TASK DIRECTIONS >>
Write out every record in full, exactly as written, please.

Collection entries

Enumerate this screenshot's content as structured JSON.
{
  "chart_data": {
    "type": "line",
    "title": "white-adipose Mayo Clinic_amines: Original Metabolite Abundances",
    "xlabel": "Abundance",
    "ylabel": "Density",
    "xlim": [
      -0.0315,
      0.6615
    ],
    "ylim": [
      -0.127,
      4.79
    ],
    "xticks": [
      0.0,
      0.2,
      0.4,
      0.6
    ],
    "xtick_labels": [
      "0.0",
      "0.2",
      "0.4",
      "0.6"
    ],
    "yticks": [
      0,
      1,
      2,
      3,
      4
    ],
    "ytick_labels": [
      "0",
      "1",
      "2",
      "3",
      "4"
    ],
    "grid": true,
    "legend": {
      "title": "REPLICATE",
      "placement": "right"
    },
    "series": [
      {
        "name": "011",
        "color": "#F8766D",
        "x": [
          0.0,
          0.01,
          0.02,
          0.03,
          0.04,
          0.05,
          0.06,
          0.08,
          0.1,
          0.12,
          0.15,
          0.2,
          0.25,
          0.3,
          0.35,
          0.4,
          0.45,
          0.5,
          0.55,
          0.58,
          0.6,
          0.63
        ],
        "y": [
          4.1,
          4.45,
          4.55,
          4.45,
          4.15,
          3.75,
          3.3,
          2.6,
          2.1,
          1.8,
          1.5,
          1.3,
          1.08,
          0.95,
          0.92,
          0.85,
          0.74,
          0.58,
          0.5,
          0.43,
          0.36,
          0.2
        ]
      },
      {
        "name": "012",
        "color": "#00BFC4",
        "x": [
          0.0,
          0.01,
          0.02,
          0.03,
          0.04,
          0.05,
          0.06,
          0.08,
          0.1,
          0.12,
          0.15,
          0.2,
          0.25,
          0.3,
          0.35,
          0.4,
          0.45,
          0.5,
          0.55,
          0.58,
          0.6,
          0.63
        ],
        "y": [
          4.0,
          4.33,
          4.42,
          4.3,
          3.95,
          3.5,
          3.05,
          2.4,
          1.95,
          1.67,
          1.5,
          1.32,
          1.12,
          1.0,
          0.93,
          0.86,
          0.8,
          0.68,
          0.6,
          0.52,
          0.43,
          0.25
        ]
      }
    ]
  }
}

EXERCISE RESPONSE >>
Enumerate this screenshot's content as structured JSON.
{
  "chart_data": {
    "type": "line",
    "title": "white-adipose Mayo Clinic_amines: Original Metabolite Abundances",
    "xlabel": "Abundance",
    "ylabel": "Density",
    "xlim": [
      -0.0315,
      0.6615
    ],
    "ylim": [
      -0.127,
      4.79
    ],
    "xticks": [
      0.0,
      0.2,
      0.4,
      0.6
    ],
    "xtick_labels": [
      "0.0",
      "0.2",
      "0.4",
      "0.6"
    ],
    "yticks": [
      0,
      1,
      2,
      3,
      4
    ],
    "ytick_labels": [
      "0",
      "1",
      "2",
      "3",
      "4"
    ],
    "grid": true,
    "legend": {
      "title": "REPLICATE",
      "placement": "right"
    },
    "series": [
      {
        "name": "011",
        "color": "#F8766D",
        "x": [
          0.0,
          0.01,
          0.02,
          0.03,
          0.04,
          0.05,
          0.06,
          0.08,
          0.1,
          0.12,
          0.15,
          0.2,
          0.25,
          0.3,
          0.35,
          0.4,
          0.45,
          0.5,
          0.55,
          0.58,
          0.6,
          0.63
        ],
        "y": [
          4.1,
          4.45,
          4.55,
          4.45,
          4.15,
          3.75,
          3.3,
          2.6,
          2.1,
          1.8,
          1.5,
          1.3,
          1.08,
          0.95,
          0.92,
          0.85,
          0.74,
          0.58,
          0.5,
          0.43,
          0.36,
          0.2
        ]
      },
      {
        "name": "012",
        "color": "#00BFC4",
        "x": [
          0.0,
          0.01,
          0.02,
          0.03,
          0.04,
          0.05,
          0.06,
          0.08,
          0.1,
          0.12,
          0.15,
          0.2,
          0.25,
          0.3,
          0.35,
          0.4,
          0.45,
          0.5,
          0.55,
          0.58,
          0.6,
          0.63
        ],
        "y": [
          4.0,
          4.33,
          4.42,
          4.3,
          3.95,
          3.5,
          3.05,
          2.4,
          1.95,
          1.67,
          1.5,
          1.32,
          1.12,
          1.0,
          0.93,
          0.86,
          0.8,
          0.68,
          0.6,
          0.52,
          0.43,
          0.25
        ]
      }
    ]
  }
}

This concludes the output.